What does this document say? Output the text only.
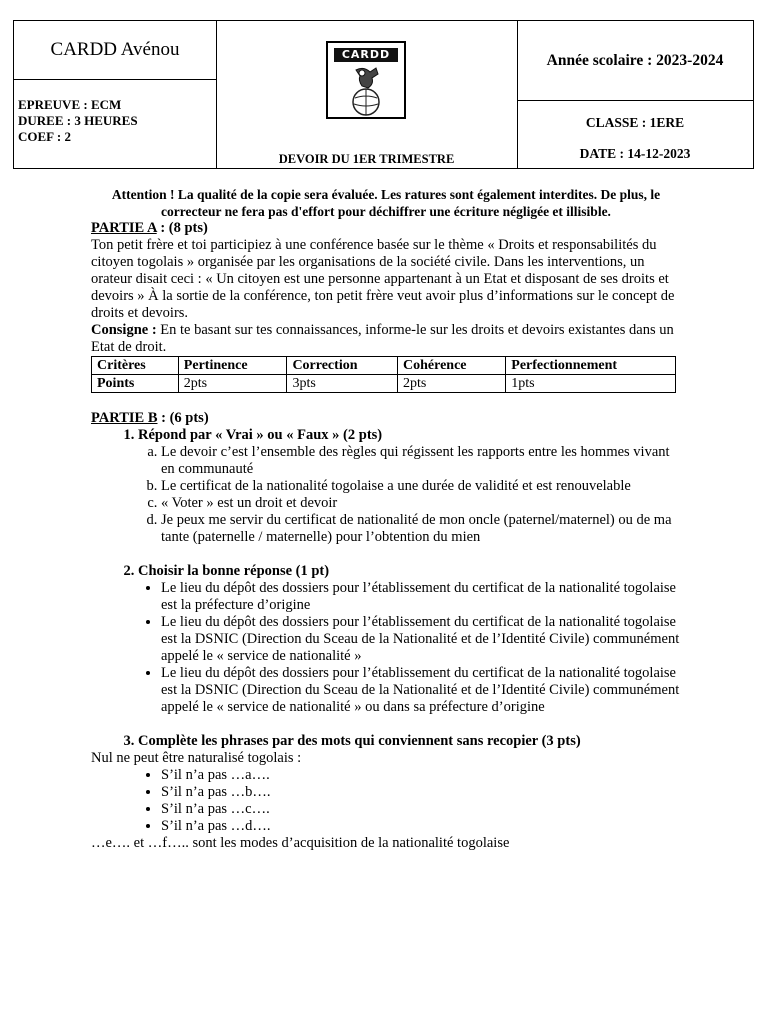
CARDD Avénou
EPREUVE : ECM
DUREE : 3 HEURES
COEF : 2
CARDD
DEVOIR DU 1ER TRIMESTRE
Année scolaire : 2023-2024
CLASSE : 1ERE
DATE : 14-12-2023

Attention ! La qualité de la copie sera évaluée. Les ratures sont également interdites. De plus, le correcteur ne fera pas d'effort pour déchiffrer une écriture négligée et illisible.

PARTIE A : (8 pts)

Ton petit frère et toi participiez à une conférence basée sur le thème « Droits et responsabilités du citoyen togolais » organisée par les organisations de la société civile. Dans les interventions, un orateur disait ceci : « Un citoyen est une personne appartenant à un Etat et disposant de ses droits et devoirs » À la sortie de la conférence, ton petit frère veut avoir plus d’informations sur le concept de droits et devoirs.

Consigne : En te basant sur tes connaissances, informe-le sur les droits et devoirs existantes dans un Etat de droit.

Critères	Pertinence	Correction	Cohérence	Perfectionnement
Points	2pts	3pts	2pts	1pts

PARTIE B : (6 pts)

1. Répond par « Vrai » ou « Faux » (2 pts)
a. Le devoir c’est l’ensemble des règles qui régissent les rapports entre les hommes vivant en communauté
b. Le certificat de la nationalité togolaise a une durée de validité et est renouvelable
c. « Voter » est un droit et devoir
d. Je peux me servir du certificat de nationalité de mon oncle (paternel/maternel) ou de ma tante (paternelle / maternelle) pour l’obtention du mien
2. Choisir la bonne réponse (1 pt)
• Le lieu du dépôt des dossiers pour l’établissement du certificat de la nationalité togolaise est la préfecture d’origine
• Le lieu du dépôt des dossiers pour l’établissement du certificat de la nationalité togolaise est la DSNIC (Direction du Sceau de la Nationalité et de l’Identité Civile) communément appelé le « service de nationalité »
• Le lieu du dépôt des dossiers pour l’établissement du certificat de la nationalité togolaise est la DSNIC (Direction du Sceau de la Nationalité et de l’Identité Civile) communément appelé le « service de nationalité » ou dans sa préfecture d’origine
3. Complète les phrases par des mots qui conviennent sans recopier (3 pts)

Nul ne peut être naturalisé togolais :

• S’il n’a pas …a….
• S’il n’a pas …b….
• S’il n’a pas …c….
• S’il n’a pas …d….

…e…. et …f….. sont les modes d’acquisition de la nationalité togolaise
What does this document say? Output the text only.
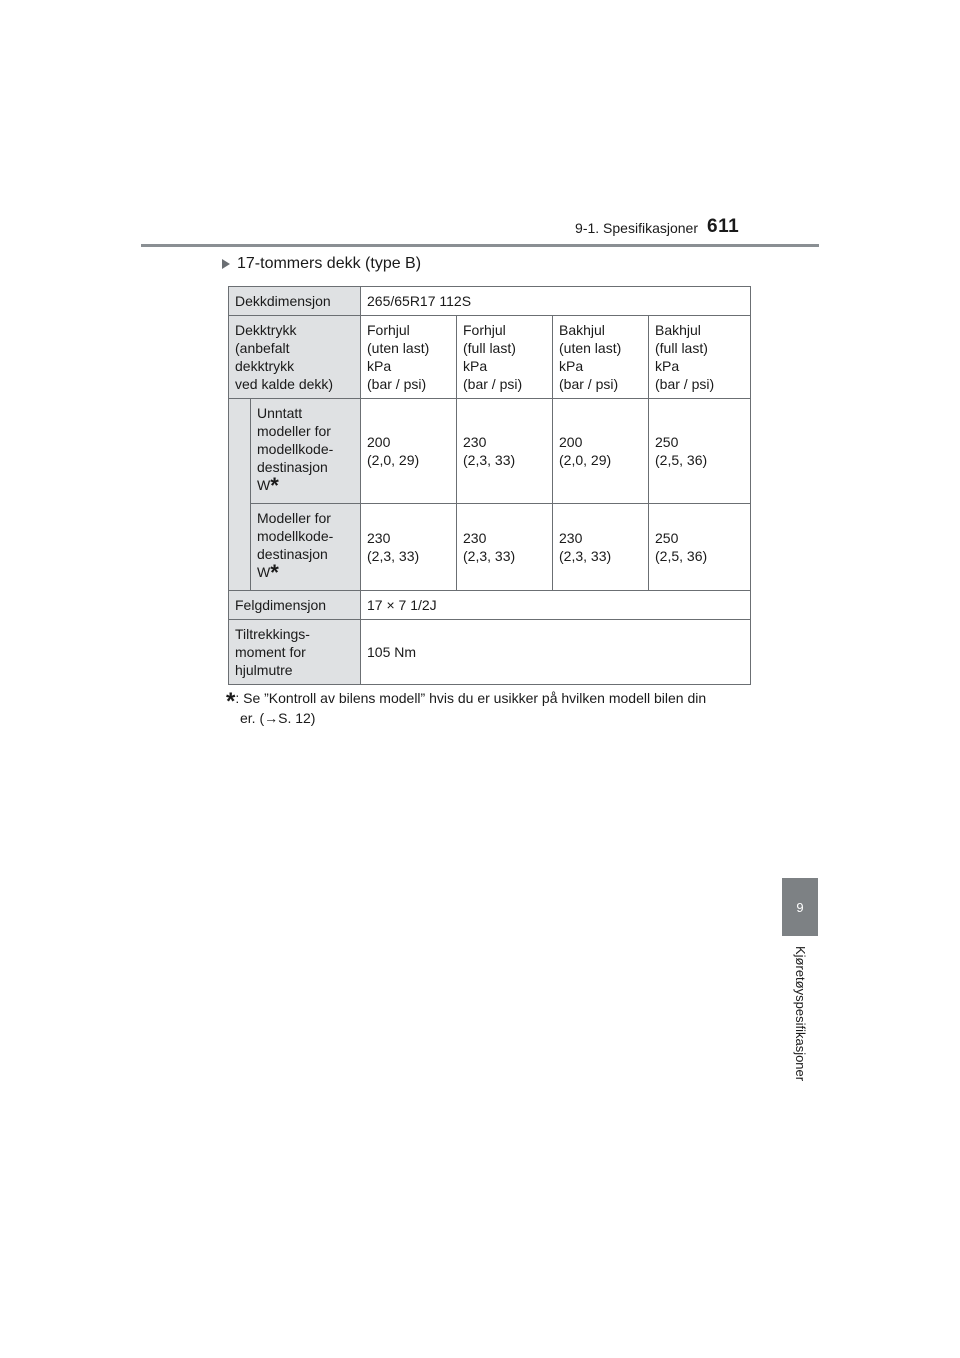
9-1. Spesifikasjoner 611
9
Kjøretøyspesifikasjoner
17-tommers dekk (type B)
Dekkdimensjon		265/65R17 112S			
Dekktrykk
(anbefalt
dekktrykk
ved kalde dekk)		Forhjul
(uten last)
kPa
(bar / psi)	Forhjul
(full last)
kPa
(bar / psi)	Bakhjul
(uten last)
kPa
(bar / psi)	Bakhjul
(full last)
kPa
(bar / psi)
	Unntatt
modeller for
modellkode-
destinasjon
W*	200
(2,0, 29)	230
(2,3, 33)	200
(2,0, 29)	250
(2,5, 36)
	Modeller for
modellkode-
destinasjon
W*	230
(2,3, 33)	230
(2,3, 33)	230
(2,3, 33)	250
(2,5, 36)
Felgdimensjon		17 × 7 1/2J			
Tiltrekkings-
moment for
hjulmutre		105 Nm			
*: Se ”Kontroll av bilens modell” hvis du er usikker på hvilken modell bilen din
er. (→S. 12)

· · · ·

● Direction
Every line should be retyped exactly, with the pictures omitted.

● Result of the task
What does this document say? Output the text only.
CARDD Avénou
EPREUVE : ECM
DUREE : 3 HEURES
COEF : 2
CARDD
DEVOIR DU 1ER TRIMESTRE
Année scolaire : 2023-2024
CLASSE : 1ERE
DATE : 14-12-2023

Attention ! La qualité de la copie sera évaluée. Les ratures sont également interdites. De plus, le correcteur ne fera pas d'effort pour déchiffrer une écriture négligée et illisible.

PARTIE A : (8 pts)

Ton petit frère et toi participiez à une conférence basée sur le thème « Droits et responsabilités du citoyen togolais » organisée par les organisations de la société civile. Dans les interventions, un orateur disait ceci : « Un citoyen est une personne appartenant à un Etat et disposant de ses droits et devoirs » À la sortie de la conférence, ton petit frère veut avoir plus d’informations sur le concept de droits et devoirs.

Consigne : En te basant sur tes connaissances, informe-le sur les droits et devoirs existantes dans un Etat de droit.

Critères	Pertinence	Correction	Cohérence	Perfectionnement
Points	2pts	3pts	2pts	1pts

PARTIE B : (6 pts)

1. Répond par « Vrai » ou « Faux » (2 pts)
a. Le devoir c’est l’ensemble des règles qui régissent les rapports entre les hommes vivant en communauté
b. Le certificat de la nationalité togolaise a une durée de validité et est renouvelable
c. « Voter » est un droit et devoir
d. Je peux me servir du certificat de nationalité de mon oncle (paternel/maternel) ou de ma tante (paternelle / maternelle) pour l’obtention du mien
2. Choisir la bonne réponse (1 pt)
• Le lieu du dépôt des dossiers pour l’établissement du certificat de la nationalité togolaise est la préfecture d’origine
• Le lieu du dépôt des dossiers pour l’établissement du certificat de la nationalité togolaise est la DSNIC (Direction du Sceau de la Nationalité et de l’Identité Civile) communément appelé le « service de nationalité »
• Le lieu du dépôt des dossiers pour l’établissement du certificat de la nationalité togolaise est la DSNIC (Direction du Sceau de la Nationalité et de l’Identité Civile) communément appelé le « service de nationalité » ou dans sa préfecture d’origine
3. Complète les phrases par des mots qui conviennent sans recopier (3 pts)

Nul ne peut être naturalisé togolais :

• S’il n’a pas …a….
• S’il n’a pas …b….
• S’il n’a pas …c….
• S’il n’a pas …d….

…e…. et …f….. sont les modes d’acquisition de la nationalité togolaise
What does this document say? Output the text only.
9-1. Spesifikasjoner 611
9
Kjøretøyspesifikasjoner
17-tommers dekk (type B)
Dekkdimensjon		265/65R17 112S			
Dekktrykk
(anbefalt
dekktrykk
ved kalde dekk)		Forhjul
(uten last)
kPa
(bar / psi)	Forhjul
(full last)
kPa
(bar / psi)	Bakhjul
(uten last)
kPa
(bar / psi)	Bakhjul
(full last)
kPa
(bar / psi)
	Unntatt
modeller for
modellkode-
destinasjon
W*	200
(2,0, 29)	230
(2,3, 33)	200
(2,0, 29)	250
(2,5, 36)
	Modeller for
modellkode-
destinasjon
W*	230
(2,3, 33)	230
(2,3, 33)	230
(2,3, 33)	250
(2,5, 36)
Felgdimensjon		17 × 7 1/2J			
Tiltrekkings-
moment for
hjulmutre		105 Nm			
*: Se ”Kontroll av bilens modell” hvis du er usikker på hvilken modell bilen din
er. (→S. 12)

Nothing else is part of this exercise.